DESCRIPTION OF THE TASK: Below are the records; locate each line with the word "两个维护" and copy it.
-=-=-
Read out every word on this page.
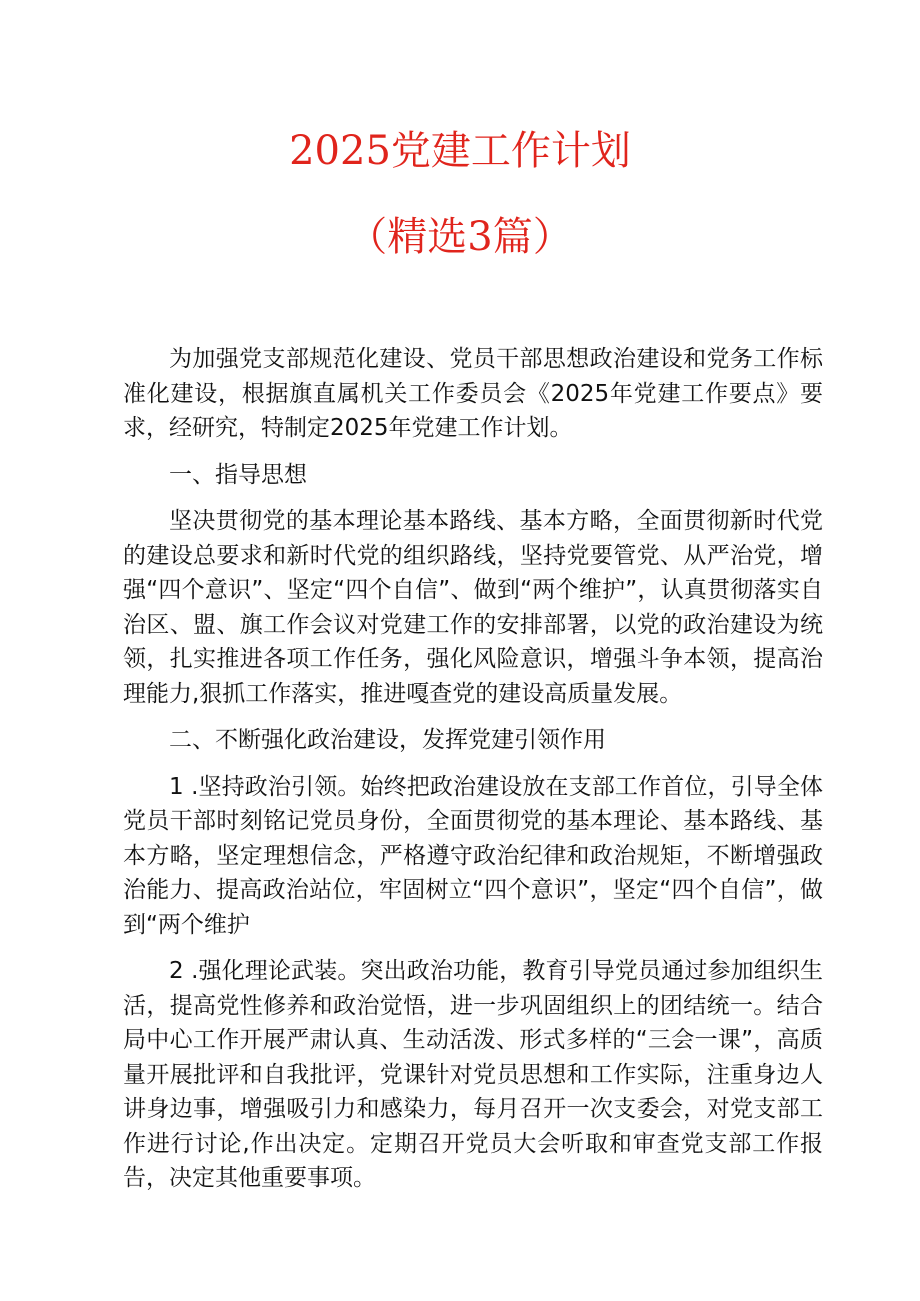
2025党建工作计划
（精选3篇）

为加强党支部规范化建设、党员干部思想政治建设和党务工作标准化建设，根据旗直属机关工作委员会《2025年党建工作要点》要求，经研究，特制定2025年党建工作计划。

一、指导思想

坚决贯彻党的基本理论基本路线、基本方略，全面贯彻新时代党的建设总要求和新时代党的组织路线，坚持党要管党、从严治党，增强“四个意识”、坚定“四个自信”、做到“两个维护”，认真贯彻落实自治区、盟、旗工作会议对党建工作的安排部署，以党的政治建设为统领，扎实推进各项工作任务，强化风险意识，增强斗争本领，提高治理能力,狠抓工作落实，推进嘎查党的建设高质量发展。

二、不断强化政治建设，发挥党建引领作用

1 .坚持政治引领。始终把政治建设放在支部工作首位，引导全体党员干部时刻铭记党员身份，全面贯彻党的基本理论、基本路线、基本方略，坚定理想信念，严格遵守政治纪律和政治规矩，不断增强政治能力、提高政治站位，牢固树立“四个意识”，坚定“四个自信”，做到“两个维护

2 .强化理论武装。突出政治功能，教育引导党员通过参加组织生活，提高党性修养和政治觉悟，进一步巩固组织上的团结统一。结合局中心工作开展严肃认真、生动活泼、形式多样的“三会一课”，高质量开展批评和自我批评，党课针对党员思想和工作实际，注重身边人讲身边事，增强吸引力和感染力，每月召开一次支委会，对党支部工作进行讨论,作出决定。定期召开党员大会听取和审查党支部工作报告，决定其他重要事项。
-=-=-
WRITTEN REPLY:
坚决贯彻党的基本理论基本路线、基本方略，全面贯彻新时代党的建设总要求和新时代党的组织路线，坚持党要管党、从严治党，增强“四个意识”、坚定“四个自信”、做到“两个维护”，认真贯彻落实自治区、盟、旗工作会议对党建工作的安排部署，以党的政治建设为统领，扎实推进各项工作任务，强化风险意识，增强斗争本领，提高治理能力,狠抓工作落实，推进嘎查党的建设高质量发展。
1 .坚持政治引领。始终把政治建设放在支部工作首位，引导全体党员干部时刻铭记党员身份，全面贯彻党的基本理论、基本路线、基本方略，坚定理想信念，严格遵守政治纪律和政治规矩，不断增强政治能力、提高政治站位，牢固树立“四个意识”，坚定“四个自信”，做到“两个维护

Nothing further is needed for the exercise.